BEGIN SELECTED TEXT
Youth Justice

“LESSONS LEARNED FROM THE ARK”

As we take stock of the current state of America’s children and the desperate need to change direction for the future, some ancient wisdom can give us a blueprint for setting sail and getting our children to safe harbor. Everything our nation and all of us need to know about life can be learned from Noah’s Ark according to an anonymous writer.

Lesson One: Don’t miss the boat. The United States is going to miss the boat to lead and compete in our globalizing world because we are not preparing the majority of our children for the future. The greatest threat to America’s national security comes from no enemy without but from our failure to invest in and educate all of our nation’s children. Every 11 seconds of the school day a child drops out. A majority of children in all racial and income groups and almost 80 percent and more of Black and Hispanic children in public schools cannot read or do math at grade level in fourth, eighth, or 12th grade—if they have not already dropped out. Any nation that is failing to prepare all of its children for productive work and life needs to correct course—now. And all of us—parents, educators, community, religious and political leaders—need to be part of the solution and not part of the problem. God did not make two classes of children. Every single child needs and deserves a quality education.
END SELECTED TEXT
BEGIN EXTRACTED DATA
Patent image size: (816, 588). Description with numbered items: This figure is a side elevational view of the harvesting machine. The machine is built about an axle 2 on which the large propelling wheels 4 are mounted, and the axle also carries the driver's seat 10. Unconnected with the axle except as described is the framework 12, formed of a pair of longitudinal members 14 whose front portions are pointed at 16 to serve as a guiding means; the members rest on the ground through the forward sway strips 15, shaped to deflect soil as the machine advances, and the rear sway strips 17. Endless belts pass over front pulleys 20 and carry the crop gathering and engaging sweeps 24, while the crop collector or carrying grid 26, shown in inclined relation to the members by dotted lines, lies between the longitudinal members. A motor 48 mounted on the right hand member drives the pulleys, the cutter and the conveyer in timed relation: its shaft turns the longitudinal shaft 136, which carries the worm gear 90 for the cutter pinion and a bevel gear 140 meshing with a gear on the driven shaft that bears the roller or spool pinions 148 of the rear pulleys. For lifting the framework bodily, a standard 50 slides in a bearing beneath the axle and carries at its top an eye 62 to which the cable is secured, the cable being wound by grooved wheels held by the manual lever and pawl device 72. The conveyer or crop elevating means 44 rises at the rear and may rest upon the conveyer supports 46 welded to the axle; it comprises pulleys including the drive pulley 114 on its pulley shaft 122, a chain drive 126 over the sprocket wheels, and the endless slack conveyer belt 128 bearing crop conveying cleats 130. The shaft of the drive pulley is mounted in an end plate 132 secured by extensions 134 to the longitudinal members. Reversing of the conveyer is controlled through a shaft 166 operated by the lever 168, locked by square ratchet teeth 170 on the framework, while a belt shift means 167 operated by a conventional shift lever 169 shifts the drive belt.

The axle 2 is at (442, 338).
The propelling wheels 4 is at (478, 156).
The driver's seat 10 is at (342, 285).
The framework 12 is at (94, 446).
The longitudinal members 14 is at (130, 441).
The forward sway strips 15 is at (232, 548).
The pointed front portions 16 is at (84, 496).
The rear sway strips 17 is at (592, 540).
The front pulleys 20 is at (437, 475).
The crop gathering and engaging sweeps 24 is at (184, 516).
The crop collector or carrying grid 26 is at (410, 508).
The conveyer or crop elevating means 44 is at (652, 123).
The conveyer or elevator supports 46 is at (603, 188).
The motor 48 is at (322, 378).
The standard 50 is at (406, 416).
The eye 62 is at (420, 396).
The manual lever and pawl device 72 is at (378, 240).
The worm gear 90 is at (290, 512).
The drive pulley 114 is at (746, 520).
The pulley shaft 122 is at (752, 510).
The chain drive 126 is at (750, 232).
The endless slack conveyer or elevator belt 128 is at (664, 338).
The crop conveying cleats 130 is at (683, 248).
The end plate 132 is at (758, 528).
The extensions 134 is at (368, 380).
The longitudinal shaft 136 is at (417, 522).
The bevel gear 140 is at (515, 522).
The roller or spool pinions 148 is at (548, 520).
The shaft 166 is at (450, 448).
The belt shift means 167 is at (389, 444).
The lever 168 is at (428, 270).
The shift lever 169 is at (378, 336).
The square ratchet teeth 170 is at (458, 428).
END EXTRACTED DATA
THINGS TO DO:
1. Decide whether each statement agrees with the text on lessons from Noah’s Ark, answering yes or no and quoting the words that settle it: (a) a child drops out every 11 seconds of the school day; (b) the text names an enemy outside the country as the greatest threat to America’s national security; (c) the text credits its ark lessons to a named writer.
2. Carry on the text on lessons from Noah’s Ark, picking up after its final sentence.
The entries gathered here have no connection to the text on lessons from Noah’s Ark.

YOUR WRITTEN ANSWERS:
1.
(a) Yes: "Every 11 seconds of the school day a child drops out."
(b) No: "The greatest threat to America’s national security comes from no enemy without but from our failure to invest in and educate all of our nation’s children."
(c) No: "according to an anonymous writer."

2.
Lesson Two: We are all in the same boat. Many Americans may not like or think they have any self interest in assuring a fair playing field for other people’s children—especially poor and minority children,but Black, Hispanic and other children of color will constitute a majority in 2019. Isn’t it better to have them supporting the Social Security and Medicare systems and making sure a productive workforce is in place, rather than for us to be supporting them in costly ineffective prisons? Our states are spending three times more on average per prisoner than per public school student. I can’t think of a dumber investment policy. We need a paradigm change from punishment to prevention and early intervention.

Lesson Three: Plan ahead. It wasn’t raining when Noah built the Ark. Tomorrow is today and children have only one childhood. They need to be healthy now. They need quality early childhood experiences now. They need first-rate schools with first-rate teachers and stimulating high quality out of school time programs now. And they need to know that there is a good-paying job after college in their future. We must resist our quick fix, quarterly profit driven culture and invest in the future.

Lesson Four: Don’t listen to the critics and naysayers. Just get on with the job that needs to be done to educate our children. If you don’t want to be criticized, don’t say anything, do anything, or be anything. Stand up and fight for children, all of them.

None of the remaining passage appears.